### Trecho para análise
'''

PF cumpre mandados de prisão contra médicos na 2ª fase da operação Marcapasso

Estão sendo cumpridos quatro mandados de prisão, dois em Araguaína, um em Palmas e outro em Belém (PA). Operação investiga esquema de corrupção em licitações.

g1

05/12/2017 12:25:28

A Polícia Federal realiza nesta terça-feira (5) a segunda fase da operação Marcapasso, que investiga um esquema de corrupção de fraude em licitações na compra de órteses, próteses e materiais especiais. Estão sendo cumpridos quatro mandados de prisão, sendo dois em Araguaína, um em Palmas e outro em Belém (PA).

Segundo a PF, a segunda fase da operação foca no núcleo criminoso que atua na cidade de Araguaína. Cerca de 70 policiais federais cumprem 17 mandados judiciais expedidos pela 4ª Vara Criminal Federal de Palmas, sendo quatro mandados de prisão temporária, quatro de condução coercitiva, quando a pessoa é levada até a sede da PF para depor, além de duas medidas cautelares diversas de prisão e sete mandados de busca e apreensão.

Foram presos em Araguaína o diretor técnico e responsável pelas compras do hospital Dom Orione, Arnaldo Alves Nunes e o superintendente executivo do mesmo hospital, Osvair Murilo da Cunha. Em Palmas há um mandado de prisão contra o médico cardiologista Juan Fernando Terrones Cáceres e em Belém (PA), contra EB Miranda Ara, gerente de uma empresa que fornece produtos para o estado do Tocantins.

'''

### Entradas exibidas

'''

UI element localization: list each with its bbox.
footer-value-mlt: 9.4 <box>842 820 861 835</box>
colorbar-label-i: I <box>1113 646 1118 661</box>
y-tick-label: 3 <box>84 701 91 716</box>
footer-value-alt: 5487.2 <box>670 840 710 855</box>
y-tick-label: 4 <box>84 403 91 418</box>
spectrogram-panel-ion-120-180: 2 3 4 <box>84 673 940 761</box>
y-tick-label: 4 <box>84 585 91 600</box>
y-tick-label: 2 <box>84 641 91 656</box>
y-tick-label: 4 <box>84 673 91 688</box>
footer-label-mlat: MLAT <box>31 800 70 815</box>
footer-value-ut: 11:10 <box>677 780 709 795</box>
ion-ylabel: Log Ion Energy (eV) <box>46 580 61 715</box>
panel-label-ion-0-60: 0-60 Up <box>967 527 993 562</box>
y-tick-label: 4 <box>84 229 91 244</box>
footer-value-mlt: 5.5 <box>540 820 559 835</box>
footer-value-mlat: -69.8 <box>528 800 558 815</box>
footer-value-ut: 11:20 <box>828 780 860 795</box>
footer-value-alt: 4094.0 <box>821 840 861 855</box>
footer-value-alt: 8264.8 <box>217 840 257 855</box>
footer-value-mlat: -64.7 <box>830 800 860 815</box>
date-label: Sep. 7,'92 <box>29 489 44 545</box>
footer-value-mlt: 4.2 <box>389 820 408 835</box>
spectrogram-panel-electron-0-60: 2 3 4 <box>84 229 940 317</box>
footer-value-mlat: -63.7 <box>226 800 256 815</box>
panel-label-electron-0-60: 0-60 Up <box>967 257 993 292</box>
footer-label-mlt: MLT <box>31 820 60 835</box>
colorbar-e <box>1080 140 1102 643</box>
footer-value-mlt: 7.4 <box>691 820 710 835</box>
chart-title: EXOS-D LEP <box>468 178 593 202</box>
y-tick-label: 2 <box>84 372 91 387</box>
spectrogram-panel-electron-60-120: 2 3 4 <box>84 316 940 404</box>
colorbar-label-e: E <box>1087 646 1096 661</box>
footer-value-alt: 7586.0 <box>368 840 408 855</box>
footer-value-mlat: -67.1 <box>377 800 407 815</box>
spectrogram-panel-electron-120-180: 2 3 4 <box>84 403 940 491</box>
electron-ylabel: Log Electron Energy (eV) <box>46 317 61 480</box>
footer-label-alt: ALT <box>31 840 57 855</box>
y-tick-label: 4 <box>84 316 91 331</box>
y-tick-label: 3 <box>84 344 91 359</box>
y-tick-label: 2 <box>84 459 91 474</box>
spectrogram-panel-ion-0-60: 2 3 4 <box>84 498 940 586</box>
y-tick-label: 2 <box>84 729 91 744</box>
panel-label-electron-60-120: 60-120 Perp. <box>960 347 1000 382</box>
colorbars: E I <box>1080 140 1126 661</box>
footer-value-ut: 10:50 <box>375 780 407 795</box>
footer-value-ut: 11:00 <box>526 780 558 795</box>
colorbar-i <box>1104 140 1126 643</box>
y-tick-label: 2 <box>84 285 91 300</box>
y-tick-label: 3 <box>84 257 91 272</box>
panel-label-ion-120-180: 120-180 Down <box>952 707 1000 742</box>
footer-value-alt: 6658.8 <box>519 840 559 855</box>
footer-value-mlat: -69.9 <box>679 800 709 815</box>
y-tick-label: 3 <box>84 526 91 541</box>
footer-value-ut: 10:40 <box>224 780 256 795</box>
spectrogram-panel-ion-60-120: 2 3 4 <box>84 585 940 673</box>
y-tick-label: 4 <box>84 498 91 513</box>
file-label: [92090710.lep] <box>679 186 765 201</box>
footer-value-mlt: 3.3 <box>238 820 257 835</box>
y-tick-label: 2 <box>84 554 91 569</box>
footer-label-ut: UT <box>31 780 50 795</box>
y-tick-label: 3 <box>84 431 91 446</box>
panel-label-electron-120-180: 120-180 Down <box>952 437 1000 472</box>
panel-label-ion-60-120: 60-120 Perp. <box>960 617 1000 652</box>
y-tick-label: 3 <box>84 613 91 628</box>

'''

### Tarefa A
Segundo a notícia sobre a operação Marcapasso, qual órgão expediu os 17 mandados judiciais?
### Tarefa B
Atualize a parte da notícia que começa com as palavras que contêm "Segundo a PF, a" e termina em "busca e apreensão.", substituindo "núcleo criminoso" por "grupo criminoso".
### Tarefa C
Por favor, dê continuidade à notícia sobre a operação Marcapasso a partir do ponto em que o texto para.
As entradas não são necessárias aqui.

### Resposta escrita A
A 4ª Vara Criminal Federal de Palmas.

### Resposta escrita B
Segundo a PF, a segunda fase da operação foca no grupo criminoso que atua na cidade de Araguaína. Cerca de 70 policiais federais cumprem 17 mandados judiciais expedidos pela 4ª Vara Criminal Federal de Palmas, sendo quatro mandados de prisão temporária, quatro de condução coercitiva, quando a pessoa é levada até a sede da PF para depor, além de duas medidas cautelares diversas de prisão e sete mandados de busca e apreensão.

### Resposta escrita C
A assessoria do Hospital Dom Orione informou que vai se manifestar assim que tiver um posicionamento. O G1 busca o contato com a defesa dos outros investigados.

 

Entenda

 

primeira fase da operação Marcapasso foi deflagrada no dia 7 do mês passado para investigar um esquema de corrupção que fraudava licitações no Tocantins. Segundo a polícia, o objetivo era a aquisição de órtese, prótese e materiais especiais de alto custo para o sistema de saúde. A operação foi realizada em nove estados e no Distrito Federal.

A Justiça Federal determinou o bloqueio de mais de R$ 7,2 milhões em bens dos suspeitos. Esta é a soma do dinheiro que eles teriam recebido indevidamente, sendo que R$ 4,5 milhões se referem às propinas supostamente recebidas por médicos.